### TASK OBJECTIVE
Do not carry the pictures over; copy every other part of the entries exactly.

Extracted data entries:
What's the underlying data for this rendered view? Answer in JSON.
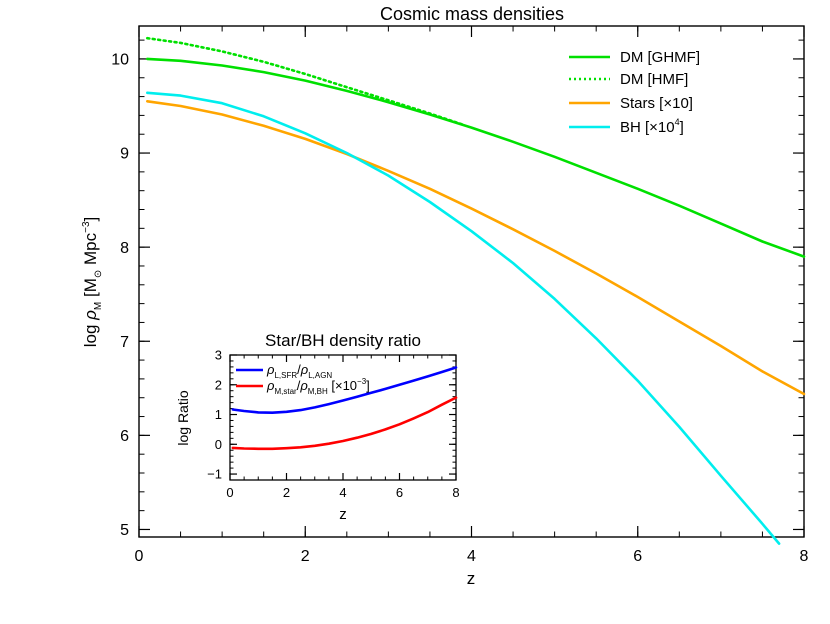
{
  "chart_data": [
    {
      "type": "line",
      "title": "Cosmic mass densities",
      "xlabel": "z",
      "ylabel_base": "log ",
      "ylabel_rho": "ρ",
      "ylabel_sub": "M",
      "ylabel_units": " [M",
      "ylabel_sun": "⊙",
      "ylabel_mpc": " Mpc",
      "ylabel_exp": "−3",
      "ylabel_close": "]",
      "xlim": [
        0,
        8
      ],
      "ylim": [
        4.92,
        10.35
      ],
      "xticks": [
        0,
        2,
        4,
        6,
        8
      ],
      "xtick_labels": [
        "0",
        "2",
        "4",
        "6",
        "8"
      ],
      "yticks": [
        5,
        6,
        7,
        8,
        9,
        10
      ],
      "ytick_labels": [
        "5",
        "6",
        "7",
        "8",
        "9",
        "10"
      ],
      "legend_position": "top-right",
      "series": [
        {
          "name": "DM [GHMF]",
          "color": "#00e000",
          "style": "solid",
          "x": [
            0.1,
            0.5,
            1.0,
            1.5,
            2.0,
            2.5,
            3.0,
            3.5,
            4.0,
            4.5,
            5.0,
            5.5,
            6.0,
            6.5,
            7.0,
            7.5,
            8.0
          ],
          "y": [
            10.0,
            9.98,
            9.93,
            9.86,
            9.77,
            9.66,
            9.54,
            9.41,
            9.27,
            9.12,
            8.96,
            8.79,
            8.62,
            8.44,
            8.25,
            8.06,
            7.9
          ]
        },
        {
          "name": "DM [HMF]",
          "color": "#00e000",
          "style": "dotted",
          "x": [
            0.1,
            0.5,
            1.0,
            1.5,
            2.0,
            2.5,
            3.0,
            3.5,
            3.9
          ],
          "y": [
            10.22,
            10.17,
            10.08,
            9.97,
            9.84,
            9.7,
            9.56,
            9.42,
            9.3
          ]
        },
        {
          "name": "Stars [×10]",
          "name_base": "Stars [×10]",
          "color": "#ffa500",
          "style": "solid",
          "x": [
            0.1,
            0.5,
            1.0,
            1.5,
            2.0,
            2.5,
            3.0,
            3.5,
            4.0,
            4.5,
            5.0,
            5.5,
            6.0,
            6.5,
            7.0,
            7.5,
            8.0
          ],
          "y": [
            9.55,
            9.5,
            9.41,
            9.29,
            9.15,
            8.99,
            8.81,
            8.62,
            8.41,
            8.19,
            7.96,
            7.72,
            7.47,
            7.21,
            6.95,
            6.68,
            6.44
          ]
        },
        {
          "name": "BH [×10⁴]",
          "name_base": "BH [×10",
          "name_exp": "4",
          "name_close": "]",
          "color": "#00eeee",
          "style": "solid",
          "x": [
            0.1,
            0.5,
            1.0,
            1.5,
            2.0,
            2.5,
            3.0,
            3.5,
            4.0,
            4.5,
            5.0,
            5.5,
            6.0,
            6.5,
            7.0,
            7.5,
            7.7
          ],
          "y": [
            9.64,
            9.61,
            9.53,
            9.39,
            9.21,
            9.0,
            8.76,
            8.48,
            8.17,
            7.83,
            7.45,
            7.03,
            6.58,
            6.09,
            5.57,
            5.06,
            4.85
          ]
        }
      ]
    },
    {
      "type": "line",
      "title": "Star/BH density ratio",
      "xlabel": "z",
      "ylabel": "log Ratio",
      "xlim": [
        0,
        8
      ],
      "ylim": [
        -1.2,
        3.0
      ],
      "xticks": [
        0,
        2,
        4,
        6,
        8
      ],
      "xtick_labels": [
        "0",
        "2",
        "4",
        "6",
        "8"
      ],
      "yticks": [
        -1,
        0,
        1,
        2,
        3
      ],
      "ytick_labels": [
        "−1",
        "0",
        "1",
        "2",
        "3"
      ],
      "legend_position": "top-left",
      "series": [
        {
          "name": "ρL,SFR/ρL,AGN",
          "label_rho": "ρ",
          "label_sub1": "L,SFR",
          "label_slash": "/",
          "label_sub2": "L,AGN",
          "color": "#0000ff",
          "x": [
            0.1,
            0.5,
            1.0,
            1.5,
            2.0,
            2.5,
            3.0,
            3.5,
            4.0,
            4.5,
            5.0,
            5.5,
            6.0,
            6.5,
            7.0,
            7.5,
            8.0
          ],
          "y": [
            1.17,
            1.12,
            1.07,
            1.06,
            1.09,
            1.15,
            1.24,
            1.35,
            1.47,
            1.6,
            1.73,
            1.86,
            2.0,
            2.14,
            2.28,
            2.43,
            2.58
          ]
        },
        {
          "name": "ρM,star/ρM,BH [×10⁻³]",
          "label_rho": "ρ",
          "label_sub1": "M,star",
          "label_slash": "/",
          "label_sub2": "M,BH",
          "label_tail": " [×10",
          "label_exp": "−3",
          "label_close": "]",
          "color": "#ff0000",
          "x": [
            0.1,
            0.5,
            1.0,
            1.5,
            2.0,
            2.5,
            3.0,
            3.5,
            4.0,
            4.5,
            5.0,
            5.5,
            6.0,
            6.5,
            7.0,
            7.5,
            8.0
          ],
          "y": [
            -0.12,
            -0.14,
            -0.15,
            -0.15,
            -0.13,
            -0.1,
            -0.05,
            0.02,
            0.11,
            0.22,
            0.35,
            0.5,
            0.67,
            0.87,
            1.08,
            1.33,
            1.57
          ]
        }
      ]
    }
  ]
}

### WRITTEN SOLUTION
What's the underlying data for this rendered view? Answer in JSON.
{
  "chart_data": [
    {
      "type": "line",
      "title": "Cosmic mass densities",
      "xlabel": "z",
      "ylabel_base": "log ",
      "ylabel_rho": "ρ",
      "ylabel_sub": "M",
      "ylabel_units": " [M",
      "ylabel_sun": "⊙",
      "ylabel_mpc": " Mpc",
      "ylabel_exp": "−3",
      "ylabel_close": "]",
      "xlim": [
        0,
        8
      ],
      "ylim": [
        4.92,
        10.35
      ],
      "xticks": [
        0,
        2,
        4,
        6,
        8
      ],
      "xtick_labels": [
        "0",
        "2",
        "4",
        "6",
        "8"
      ],
      "yticks": [
        5,
        6,
        7,
        8,
        9,
        10
      ],
      "ytick_labels": [
        "5",
        "6",
        "7",
        "8",
        "9",
        "10"
      ],
      "legend_position": "top-right",
      "series": [
        {
          "name": "DM [GHMF]",
          "color": "#00e000",
          "style": "solid",
          "x": [
            0.1,
            0.5,
            1.0,
            1.5,
            2.0,
            2.5,
            3.0,
            3.5,
            4.0,
            4.5,
            5.0,
            5.5,
            6.0,
            6.5,
            7.0,
            7.5,
            8.0
          ],
          "y": [
            10.0,
            9.98,
            9.93,
            9.86,
            9.77,
            9.66,
            9.54,
            9.41,
            9.27,
            9.12,
            8.96,
            8.79,
            8.62,
            8.44,
            8.25,
            8.06,
            7.9
          ]
        },
        {
          "name": "DM [HMF]",
          "color": "#00e000",
          "style": "dotted",
          "x": [
            0.1,
            0.5,
            1.0,
            1.5,
            2.0,
            2.5,
            3.0,
            3.5,
            3.9
          ],
          "y": [
            10.22,
            10.17,
            10.08,
            9.97,
            9.84,
            9.7,
            9.56,
            9.42,
            9.3
          ]
        },
        {
          "name": "Stars [×10]",
          "name_base": "Stars [×10]",
          "color": "#ffa500",
          "style": "solid",
          "x": [
            0.1,
            0.5,
            1.0,
            1.5,
            2.0,
            2.5,
            3.0,
            3.5,
            4.0,
            4.5,
            5.0,
            5.5,
            6.0,
            6.5,
            7.0,
            7.5,
            8.0
          ],
          "y": [
            9.55,
            9.5,
            9.41,
            9.29,
            9.15,
            8.99,
            8.81,
            8.62,
            8.41,
            8.19,
            7.96,
            7.72,
            7.47,
            7.21,
            6.95,
            6.68,
            6.44
          ]
        },
        {
          "name": "BH [×10⁴]",
          "name_base": "BH [×10",
          "name_exp": "4",
          "name_close": "]",
          "color": "#00eeee",
          "style": "solid",
          "x": [
            0.1,
            0.5,
            1.0,
            1.5,
            2.0,
            2.5,
            3.0,
            3.5,
            4.0,
            4.5,
            5.0,
            5.5,
            6.0,
            6.5,
            7.0,
            7.5,
            7.7
          ],
          "y": [
            9.64,
            9.61,
            9.53,
            9.39,
            9.21,
            9.0,
            8.76,
            8.48,
            8.17,
            7.83,
            7.45,
            7.03,
            6.58,
            6.09,
            5.57,
            5.06,
            4.85
          ]
        }
      ]
    },
    {
      "type": "line",
      "title": "Star/BH density ratio",
      "xlabel": "z",
      "ylabel": "log Ratio",
      "xlim": [
        0,
        8
      ],
      "ylim": [
        -1.2,
        3.0
      ],
      "xticks": [
        0,
        2,
        4,
        6,
        8
      ],
      "xtick_labels": [
        "0",
        "2",
        "4",
        "6",
        "8"
      ],
      "yticks": [
        -1,
        0,
        1,
        2,
        3
      ],
      "ytick_labels": [
        "−1",
        "0",
        "1",
        "2",
        "3"
      ],
      "legend_position": "top-left",
      "series": [
        {
          "name": "ρL,SFR/ρL,AGN",
          "label_rho": "ρ",
          "label_sub1": "L,SFR",
          "label_slash": "/",
          "label_sub2": "L,AGN",
          "color": "#0000ff",
          "x": [
            0.1,
            0.5,
            1.0,
            1.5,
            2.0,
            2.5,
            3.0,
            3.5,
            4.0,
            4.5,
            5.0,
            5.5,
            6.0,
            6.5,
            7.0,
            7.5,
            8.0
          ],
          "y": [
            1.17,
            1.12,
            1.07,
            1.06,
            1.09,
            1.15,
            1.24,
            1.35,
            1.47,
            1.6,
            1.73,
            1.86,
            2.0,
            2.14,
            2.28,
            2.43,
            2.58
          ]
        },
        {
          "name": "ρM,star/ρM,BH [×10⁻³]",
          "label_rho": "ρ",
          "label_sub1": "M,star",
          "label_slash": "/",
          "label_sub2": "M,BH",
          "label_tail": " [×10",
          "label_exp": "−3",
          "label_close": "]",
          "color": "#ff0000",
          "x": [
            0.1,
            0.5,
            1.0,
            1.5,
            2.0,
            2.5,
            3.0,
            3.5,
            4.0,
            4.5,
            5.0,
            5.5,
            6.0,
            6.5,
            7.0,
            7.5,
            8.0
          ],
          "y": [
            -0.12,
            -0.14,
            -0.15,
            -0.15,
            -0.13,
            -0.1,
            -0.05,
            0.02,
            0.11,
            0.22,
            0.35,
            0.5,
            0.67,
            0.87,
            1.08,
            1.33,
            1.57
          ]
        }
      ]
    }
  ]
}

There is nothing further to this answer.